#### TASK TO CARRY OUT:
Reproduce all of the data exactly, with no line skipped.

#### GIVEN INFORMATION:
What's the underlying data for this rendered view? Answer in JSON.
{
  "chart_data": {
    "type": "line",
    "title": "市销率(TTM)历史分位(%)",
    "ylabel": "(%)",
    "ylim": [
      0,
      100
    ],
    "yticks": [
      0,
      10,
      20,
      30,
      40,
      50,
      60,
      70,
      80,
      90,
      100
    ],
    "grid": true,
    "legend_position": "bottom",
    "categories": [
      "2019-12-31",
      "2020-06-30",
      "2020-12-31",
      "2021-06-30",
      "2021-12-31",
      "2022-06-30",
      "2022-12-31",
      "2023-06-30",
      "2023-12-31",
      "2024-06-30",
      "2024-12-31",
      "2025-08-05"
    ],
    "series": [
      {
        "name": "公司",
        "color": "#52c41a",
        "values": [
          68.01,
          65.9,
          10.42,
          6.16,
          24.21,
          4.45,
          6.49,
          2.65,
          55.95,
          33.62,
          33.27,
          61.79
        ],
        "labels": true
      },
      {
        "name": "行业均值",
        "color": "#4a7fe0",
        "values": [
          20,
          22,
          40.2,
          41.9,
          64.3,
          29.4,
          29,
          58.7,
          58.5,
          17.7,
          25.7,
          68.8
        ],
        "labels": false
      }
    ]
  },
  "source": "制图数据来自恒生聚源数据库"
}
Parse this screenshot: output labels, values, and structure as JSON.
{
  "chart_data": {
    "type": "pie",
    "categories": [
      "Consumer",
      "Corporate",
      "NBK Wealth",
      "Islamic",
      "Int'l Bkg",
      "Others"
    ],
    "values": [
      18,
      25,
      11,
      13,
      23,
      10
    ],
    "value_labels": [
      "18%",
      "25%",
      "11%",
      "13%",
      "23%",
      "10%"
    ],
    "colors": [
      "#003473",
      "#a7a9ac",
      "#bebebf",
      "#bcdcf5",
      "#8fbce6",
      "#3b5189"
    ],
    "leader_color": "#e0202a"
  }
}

#### FINAL RESULT:
What's the underlying data for this rendered view? Answer in JSON.
{
  "chart_data": {
    "type": "line",
    "title": "市销率(TTM)历史分位(%)",
    "ylabel": "(%)",
    "ylim": [
      0,
      100
    ],
    "yticks": [
      0,
      10,
      20,
      30,
      40,
      50,
      60,
      70,
      80,
      90,
      100
    ],
    "grid": true,
    "legend_position": "bottom",
    "categories": [
      "2019-12-31",
      "2020-06-30",
      "2020-12-31",
      "2021-06-30",
      "2021-12-31",
      "2022-06-30",
      "2022-12-31",
      "2023-06-30",
      "2023-12-31",
      "2024-06-30",
      "2024-12-31",
      "2025-08-05"
    ],
    "series": [
      {
        "name": "公司",
        "color": "#52c41a",
        "values": [
          68.01,
          65.9,
          10.42,
          6.16,
          24.21,
          4.45,
          6.49,
          2.65,
          55.95,
          33.62,
          33.27,
          61.79
        ],
        "labels": true
      },
      {
        "name": "行业均值",
        "color": "#4a7fe0",
        "values": [
          20,
          22,
          40.2,
          41.9,
          64.3,
          29.4,
          29,
          58.7,
          58.5,
          17.7,
          25.7,
          68.8
        ],
        "labels": false
      }
    ]
  },
  "source": "制图数据来自恒生聚源数据库"
}
Parse this screenshot: output labels, values, and structure as JSON.
{
  "chart_data": {
    "type": "pie",
    "categories": [
      "Consumer",
      "Corporate",
      "NBK Wealth",
      "Islamic",
      "Int'l Bkg",
      "Others"
    ],
    "values": [
      18,
      25,
      11,
      13,
      23,
      10
    ],
    "value_labels": [
      "18%",
      "25%",
      "11%",
      "13%",
      "23%",
      "10%"
    ],
    "colors": [
      "#003473",
      "#a7a9ac",
      "#bebebf",
      "#bcdcf5",
      "#8fbce6",
      "#3b5189"
    ],
    "leader_color": "#e0202a"
  }
}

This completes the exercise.